[Entries taken from a collection]
══════════════════════════════

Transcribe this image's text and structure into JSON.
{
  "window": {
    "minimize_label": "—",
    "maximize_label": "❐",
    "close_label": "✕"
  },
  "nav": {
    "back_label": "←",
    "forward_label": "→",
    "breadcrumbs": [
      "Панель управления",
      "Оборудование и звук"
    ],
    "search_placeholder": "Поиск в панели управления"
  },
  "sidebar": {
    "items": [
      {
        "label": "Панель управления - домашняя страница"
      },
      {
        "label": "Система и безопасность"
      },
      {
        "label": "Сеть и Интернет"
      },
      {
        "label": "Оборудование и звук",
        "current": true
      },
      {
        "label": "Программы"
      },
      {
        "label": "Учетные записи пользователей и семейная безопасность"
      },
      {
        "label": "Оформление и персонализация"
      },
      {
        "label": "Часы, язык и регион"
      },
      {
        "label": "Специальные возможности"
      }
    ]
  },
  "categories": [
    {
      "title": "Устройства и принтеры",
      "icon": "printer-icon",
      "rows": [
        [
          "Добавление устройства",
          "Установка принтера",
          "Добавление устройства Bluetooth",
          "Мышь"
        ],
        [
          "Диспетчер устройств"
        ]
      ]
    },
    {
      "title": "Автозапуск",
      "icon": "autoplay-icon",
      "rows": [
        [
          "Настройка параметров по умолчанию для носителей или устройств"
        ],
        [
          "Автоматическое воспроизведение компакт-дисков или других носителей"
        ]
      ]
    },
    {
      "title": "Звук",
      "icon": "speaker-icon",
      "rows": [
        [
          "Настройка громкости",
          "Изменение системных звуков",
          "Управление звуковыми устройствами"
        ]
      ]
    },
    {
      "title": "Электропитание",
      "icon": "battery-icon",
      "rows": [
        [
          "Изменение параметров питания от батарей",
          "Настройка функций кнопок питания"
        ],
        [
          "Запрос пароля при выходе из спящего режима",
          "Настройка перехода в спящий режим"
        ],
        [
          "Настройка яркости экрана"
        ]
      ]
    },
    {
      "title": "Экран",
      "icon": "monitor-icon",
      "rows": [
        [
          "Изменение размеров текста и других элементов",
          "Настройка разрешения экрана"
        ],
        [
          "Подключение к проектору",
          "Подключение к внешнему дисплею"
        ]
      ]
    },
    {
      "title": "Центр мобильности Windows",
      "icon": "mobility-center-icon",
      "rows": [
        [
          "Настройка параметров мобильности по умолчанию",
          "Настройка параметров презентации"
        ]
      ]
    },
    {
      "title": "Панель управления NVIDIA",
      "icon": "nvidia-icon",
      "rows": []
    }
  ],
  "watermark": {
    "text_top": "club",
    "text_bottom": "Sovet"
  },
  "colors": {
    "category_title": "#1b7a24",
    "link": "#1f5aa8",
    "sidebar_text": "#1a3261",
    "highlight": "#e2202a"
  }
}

══════════════════════════════

Every line of the records above needs to be given again exactly.

Transcribe this image's text and structure into JSON.
{
  "window": {
    "minimize_label": "—",
    "maximize_label": "❐",
    "close_label": "✕"
  },
  "nav": {
    "back_label": "←",
    "forward_label": "→",
    "breadcrumbs": [
      "Панель управления",
      "Оборудование и звук"
    ],
    "search_placeholder": "Поиск в панели управления"
  },
  "sidebar": {
    "items": [
      {
        "label": "Панель управления - домашняя страница"
      },
      {
        "label": "Система и безопасность"
      },
      {
        "label": "Сеть и Интернет"
      },
      {
        "label": "Оборудование и звук",
        "current": true
      },
      {
        "label": "Программы"
      },
      {
        "label": "Учетные записи пользователей и семейная безопасность"
      },
      {
        "label": "Оформление и персонализация"
      },
      {
        "label": "Часы, язык и регион"
      },
      {
        "label": "Специальные возможности"
      }
    ]
  },
  "categories": [
    {
      "title": "Устройства и принтеры",
      "icon": "printer-icon",
      "rows": [
        [
          "Добавление устройства",
          "Установка принтера",
          "Добавление устройства Bluetooth",
          "Мышь"
        ],
        [
          "Диспетчер устройств"
        ]
      ]
    },
    {
      "title": "Автозапуск",
      "icon": "autoplay-icon",
      "rows": [
        [
          "Настройка параметров по умолчанию для носителей или устройств"
        ],
        [
          "Автоматическое воспроизведение компакт-дисков или других носителей"
        ]
      ]
    },
    {
      "title": "Звук",
      "icon": "speaker-icon",
      "rows": [
        [
          "Настройка громкости",
          "Изменение системных звуков",
          "Управление звуковыми устройствами"
        ]
      ]
    },
    {
      "title": "Электропитание",
      "icon": "battery-icon",
      "rows": [
        [
          "Изменение параметров питания от батарей",
          "Настройка функций кнопок питания"
        ],
        [
          "Запрос пароля при выходе из спящего режима",
          "Настройка перехода в спящий режим"
        ],
        [
          "Настройка яркости экрана"
        ]
      ]
    },
    {
      "title": "Экран",
      "icon": "monitor-icon",
      "rows": [
        [
          "Изменение размеров текста и других элементов",
          "Настройка разрешения экрана"
        ],
        [
          "Подключение к проектору",
          "Подключение к внешнему дисплею"
        ]
      ]
    },
    {
      "title": "Центр мобильности Windows",
      "icon": "mobility-center-icon",
      "rows": [
        [
          "Настройка параметров мобильности по умолчанию",
          "Настройка параметров презентации"
        ]
      ]
    },
    {
      "title": "Панель управления NVIDIA",
      "icon": "nvidia-icon",
      "rows": []
    }
  ],
  "watermark": {
    "text_top": "club",
    "text_bottom": "Sovet"
  },
  "colors": {
    "category_title": "#1b7a24",
    "link": "#1f5aa8",
    "sidebar_text": "#1a3261",
    "highlight": "#e2202a"
  }
}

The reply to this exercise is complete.